#### Document segment:
******************************
No further improvements seen in both Logistic regression and SVM by tweaking parameters.¶

Deep Learning Models¶

Multi-layer Perceptron¶

In [58]:
clf=MLPClassifier(solver='adam',hidden_layer_sizes=(100,),random_state=42,early_stopping=True)
clf.fit(X_train,y_train)
clf_pred=clf.predict(X_test)
In [59]:
print("Model: MLP")
print(f"Accuracy Score: {accuracy_score(y_test,clf_pred)}")
print(f"Precision Score: {precision_score(y_test,clf_pred)}")
print(f"F1 Score: {f1_score(y_test,clf_pred)}")
print(f"Recall Score: {recall_score(y_test,clf_pred)}")
print(f"Confusion matrix\n {confusion_matrix(y_test,clf_pred)}")
Model: MLP
Accuracy Score: 0.9385964912280702
Precision Score: 0.8913043478260869
F1 Score: 0.9213483146067416
Recall Score: 0.9534883720930233
Confusion matrix
 [[66  5]
 [ 2 41]]

We got a recall score of 95.35 with adam optimizer. Let's tweak threshold and see if we can improve this further

In [64]:
y_probs = clf.predict_proba(X_test)[:, 1]
clf_pred_new=(y_probs>=0.3).astype(int)
print("Model: MLP")
print(f"Accuracy Score: {accuracy_score(y_test,clf_pred_new)}")
print(f"Precision Score: {precision_score(y_test,clf_pred_new)}")
******************************
#### Entries supplied:
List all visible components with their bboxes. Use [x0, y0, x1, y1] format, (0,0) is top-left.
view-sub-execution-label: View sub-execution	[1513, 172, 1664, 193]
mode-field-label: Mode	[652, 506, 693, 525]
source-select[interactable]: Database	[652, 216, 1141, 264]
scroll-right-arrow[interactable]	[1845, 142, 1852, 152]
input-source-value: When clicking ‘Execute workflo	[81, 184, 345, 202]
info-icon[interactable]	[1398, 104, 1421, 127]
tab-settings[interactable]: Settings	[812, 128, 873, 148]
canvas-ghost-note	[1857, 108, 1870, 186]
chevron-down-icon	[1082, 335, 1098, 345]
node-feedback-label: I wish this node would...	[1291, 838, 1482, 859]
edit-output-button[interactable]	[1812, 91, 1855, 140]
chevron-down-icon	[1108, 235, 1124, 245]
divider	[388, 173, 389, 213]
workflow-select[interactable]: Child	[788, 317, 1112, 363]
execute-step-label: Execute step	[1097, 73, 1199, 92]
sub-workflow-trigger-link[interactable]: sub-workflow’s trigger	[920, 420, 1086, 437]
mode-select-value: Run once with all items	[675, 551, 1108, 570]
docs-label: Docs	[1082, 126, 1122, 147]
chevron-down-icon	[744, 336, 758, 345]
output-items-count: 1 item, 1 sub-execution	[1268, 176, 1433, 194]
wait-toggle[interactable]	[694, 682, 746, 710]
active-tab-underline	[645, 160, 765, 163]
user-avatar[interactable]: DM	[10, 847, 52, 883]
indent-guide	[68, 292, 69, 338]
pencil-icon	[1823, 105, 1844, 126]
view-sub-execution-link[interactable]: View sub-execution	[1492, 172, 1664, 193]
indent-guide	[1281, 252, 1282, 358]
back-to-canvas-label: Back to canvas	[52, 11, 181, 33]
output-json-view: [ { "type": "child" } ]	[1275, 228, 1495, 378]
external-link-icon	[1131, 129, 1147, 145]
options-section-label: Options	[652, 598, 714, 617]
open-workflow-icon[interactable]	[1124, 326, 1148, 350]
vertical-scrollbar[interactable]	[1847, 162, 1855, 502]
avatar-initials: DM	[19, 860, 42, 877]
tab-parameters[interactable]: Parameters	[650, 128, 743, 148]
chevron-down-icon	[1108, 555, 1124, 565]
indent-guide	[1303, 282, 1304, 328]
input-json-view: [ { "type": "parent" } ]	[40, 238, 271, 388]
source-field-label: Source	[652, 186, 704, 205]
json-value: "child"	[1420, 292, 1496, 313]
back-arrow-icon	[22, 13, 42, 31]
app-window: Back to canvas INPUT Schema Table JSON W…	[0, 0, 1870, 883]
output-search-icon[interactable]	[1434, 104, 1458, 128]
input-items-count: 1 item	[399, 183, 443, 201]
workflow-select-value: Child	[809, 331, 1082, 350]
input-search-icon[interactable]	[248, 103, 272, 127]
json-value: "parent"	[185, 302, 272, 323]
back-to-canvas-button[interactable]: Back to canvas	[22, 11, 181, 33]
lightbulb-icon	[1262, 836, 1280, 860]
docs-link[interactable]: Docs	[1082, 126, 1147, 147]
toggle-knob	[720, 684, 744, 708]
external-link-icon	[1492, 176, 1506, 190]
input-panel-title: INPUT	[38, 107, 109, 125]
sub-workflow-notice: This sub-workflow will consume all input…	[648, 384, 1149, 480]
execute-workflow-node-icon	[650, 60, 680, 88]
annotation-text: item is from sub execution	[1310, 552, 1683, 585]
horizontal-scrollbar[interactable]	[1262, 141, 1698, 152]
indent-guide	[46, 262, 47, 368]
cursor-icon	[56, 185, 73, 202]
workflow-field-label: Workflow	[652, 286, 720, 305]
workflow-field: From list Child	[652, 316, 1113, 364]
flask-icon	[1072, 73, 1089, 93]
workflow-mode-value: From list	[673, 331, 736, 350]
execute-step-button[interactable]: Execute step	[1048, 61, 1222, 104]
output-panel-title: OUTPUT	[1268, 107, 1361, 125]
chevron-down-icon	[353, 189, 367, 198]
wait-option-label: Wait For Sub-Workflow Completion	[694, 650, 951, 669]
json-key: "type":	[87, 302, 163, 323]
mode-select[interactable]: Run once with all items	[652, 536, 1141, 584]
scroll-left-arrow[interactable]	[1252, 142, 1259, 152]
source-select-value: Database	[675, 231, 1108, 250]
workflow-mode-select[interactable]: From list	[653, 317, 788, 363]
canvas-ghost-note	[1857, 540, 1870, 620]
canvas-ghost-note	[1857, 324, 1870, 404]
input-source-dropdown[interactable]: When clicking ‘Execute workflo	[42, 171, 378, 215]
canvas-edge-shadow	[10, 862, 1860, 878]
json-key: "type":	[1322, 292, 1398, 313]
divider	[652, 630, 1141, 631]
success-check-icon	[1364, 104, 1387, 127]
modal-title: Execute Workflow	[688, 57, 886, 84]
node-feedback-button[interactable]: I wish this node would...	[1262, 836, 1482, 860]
******************************
#### Exercise requirements:
Pick up the notebook text on tuning the multi-layer perceptron classifier where it stops, and keep going in the same style. You won't need the entries for this.

#### Answer for this exercise:
print(f"F1 Score: {f1_score(y_test,clf_pred_new)}")
print(f"Recall Score: {recall_score(y_test,clf_pred_new)}")
print(f"Confusion matrix\n {confusion_matrix(y_test,clf_pred_new)}")
Model: MLP
Accuracy Score: 0.8859649122807017
Precision Score: 0.7884615384615384
F1 Score: 0.8631578947368421
Recall Score: 0.9534883720930233
Confusion matrix
 [[60 11]
 [ 2 41]]

Threshold should be reduced below 0.3 to see improvements but it gives lot more false positives. So this cannot be considered

1D - CNN¶

In [61]:
from tensorflow.keras.models import Sequential
from tensorflow.keras.layers import Dense, Dropout, BatchNormalization
from tensorflow.keras.optimizers import Adam
from tensorflow.keras.callbacks import EarlyStopping, ReduceLROnPlateau
from tensorflow.keras.regularizers import l2
In [62]:
model = Sequential()

# Input Layer
model.add(Dense(128, activation='relu',
                kernel_regularizer=l2(0.001),
                input_shape=(X_train.shape[1],)))
model.add(BatchNormalization())
model.add(Dropout(0.4))

# Hidden Layer 1
model.add(Dense(64, activation='relu',
                kernel_regularizer=l2(0.001)))
model.add(BatchNormalization())
model.add(Dropout(0.3))

# Hidden Layer 2
model.add(Dense(32, activation='relu'))

# Output Layer
model.add(Dense(1, activation='sigmoid'))

model.compile(
    optimizer=Adam(learning_rate=0.001),
    loss='binary_crossentropy',
    metrics=['accuracy',
             tf.keras.metrics.Recall()
            ]
)
C:\Users\joshu\anaconda3\Lib\site-packages\keras\src\layers\core\dense.py:106: UserWarning: Do not pass an `input_shape`/`input_dim` argument to a layer. When using Sequential models, prefer using an `Input(shape)` object as the first layer in the model instead.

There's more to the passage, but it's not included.